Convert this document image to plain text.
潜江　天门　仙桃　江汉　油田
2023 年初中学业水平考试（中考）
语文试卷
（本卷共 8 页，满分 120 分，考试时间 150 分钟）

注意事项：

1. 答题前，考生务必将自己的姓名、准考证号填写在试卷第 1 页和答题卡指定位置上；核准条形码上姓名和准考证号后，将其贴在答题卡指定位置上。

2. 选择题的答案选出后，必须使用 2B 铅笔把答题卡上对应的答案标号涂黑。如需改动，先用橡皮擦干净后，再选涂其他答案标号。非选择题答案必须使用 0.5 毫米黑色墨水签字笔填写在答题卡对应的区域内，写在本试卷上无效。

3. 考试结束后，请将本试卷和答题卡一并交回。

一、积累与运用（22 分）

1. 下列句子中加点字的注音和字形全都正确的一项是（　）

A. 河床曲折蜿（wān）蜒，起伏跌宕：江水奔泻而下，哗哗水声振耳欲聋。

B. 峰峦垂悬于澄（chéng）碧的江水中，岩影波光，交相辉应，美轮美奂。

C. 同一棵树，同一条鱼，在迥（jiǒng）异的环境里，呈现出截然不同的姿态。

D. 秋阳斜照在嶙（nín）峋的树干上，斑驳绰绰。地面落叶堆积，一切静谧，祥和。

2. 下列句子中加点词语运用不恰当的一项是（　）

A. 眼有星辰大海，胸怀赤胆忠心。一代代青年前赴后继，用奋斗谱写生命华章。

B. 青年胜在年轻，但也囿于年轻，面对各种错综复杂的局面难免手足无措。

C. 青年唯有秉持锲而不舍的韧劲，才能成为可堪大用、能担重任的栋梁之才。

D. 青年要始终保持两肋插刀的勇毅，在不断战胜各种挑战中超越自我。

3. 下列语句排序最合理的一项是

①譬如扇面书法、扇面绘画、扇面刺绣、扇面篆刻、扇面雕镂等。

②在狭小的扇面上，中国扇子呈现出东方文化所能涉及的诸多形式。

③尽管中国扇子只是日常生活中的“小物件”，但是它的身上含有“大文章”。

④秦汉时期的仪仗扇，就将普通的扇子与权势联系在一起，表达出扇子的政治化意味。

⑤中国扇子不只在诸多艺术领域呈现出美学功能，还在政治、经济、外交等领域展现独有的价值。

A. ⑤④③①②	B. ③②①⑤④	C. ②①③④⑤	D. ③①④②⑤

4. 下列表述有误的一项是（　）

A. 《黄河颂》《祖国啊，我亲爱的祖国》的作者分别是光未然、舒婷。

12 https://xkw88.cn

→ WHAT IS BEING ASKED
Copy down the material exactly as written.

→ WRITTEN RESPONSE
Convert this document image to plain text.
潜江　天门　仙桃　江汉　油田
2023 年初中学业水平考试（中考）
语文试卷
（本卷共 8 页，满分 120 分，考试时间 150 分钟）

注意事项：

1. 答题前，考生务必将自己的姓名、准考证号填写在试卷第 1 页和答题卡指定位置上；核准条形码上姓名和准考证号后，将其贴在答题卡指定位置上。

2. 选择题的答案选出后，必须使用 2B 铅笔把答题卡上对应的答案标号涂黑。如需改动，先用橡皮擦干净后，再选涂其他答案标号。非选择题答案必须使用 0.5 毫米黑色墨水签字笔填写在答题卡对应的区域内，写在本试卷上无效。

3. 考试结束后，请将本试卷和答题卡一并交回。

一、积累与运用（22 分）

1. 下列句子中加点字的注音和字形全都正确的一项是（　）

A. 河床曲折蜿（wān）蜒，起伏跌宕：江水奔泻而下，哗哗水声振耳欲聋。

B. 峰峦垂悬于澄（chéng）碧的江水中，岩影波光，交相辉应，美轮美奂。

C. 同一棵树，同一条鱼，在迥（jiǒng）异的环境里，呈现出截然不同的姿态。

D. 秋阳斜照在嶙（nín）峋的树干上，斑驳绰绰。地面落叶堆积，一切静谧，祥和。

2. 下列句子中加点词语运用不恰当的一项是（　）

A. 眼有星辰大海，胸怀赤胆忠心。一代代青年前赴后继，用奋斗谱写生命华章。

B. 青年胜在年轻，但也囿于年轻，面对各种错综复杂的局面难免手足无措。

C. 青年唯有秉持锲而不舍的韧劲，才能成为可堪大用、能担重任的栋梁之才。

D. 青年要始终保持两肋插刀的勇毅，在不断战胜各种挑战中超越自我。

3. 下列语句排序最合理的一项是

①譬如扇面书法、扇面绘画、扇面刺绣、扇面篆刻、扇面雕镂等。

②在狭小的扇面上，中国扇子呈现出东方文化所能涉及的诸多形式。

③尽管中国扇子只是日常生活中的“小物件”，但是它的身上含有“大文章”。

④秦汉时期的仪仗扇，就将普通的扇子与权势联系在一起，表达出扇子的政治化意味。

⑤中国扇子不只在诸多艺术领域呈现出美学功能，还在政治、经济、外交等领域展现独有的价值。

A. ⑤④③①②	B. ③②①⑤④	C. ②①③④⑤	D. ③①④②⑤

4. 下列表述有误的一项是（　）

A. 《黄河颂》《祖国啊，我亲爱的祖国》的作者分别是光未然、舒婷。

12 https://xkw88.cn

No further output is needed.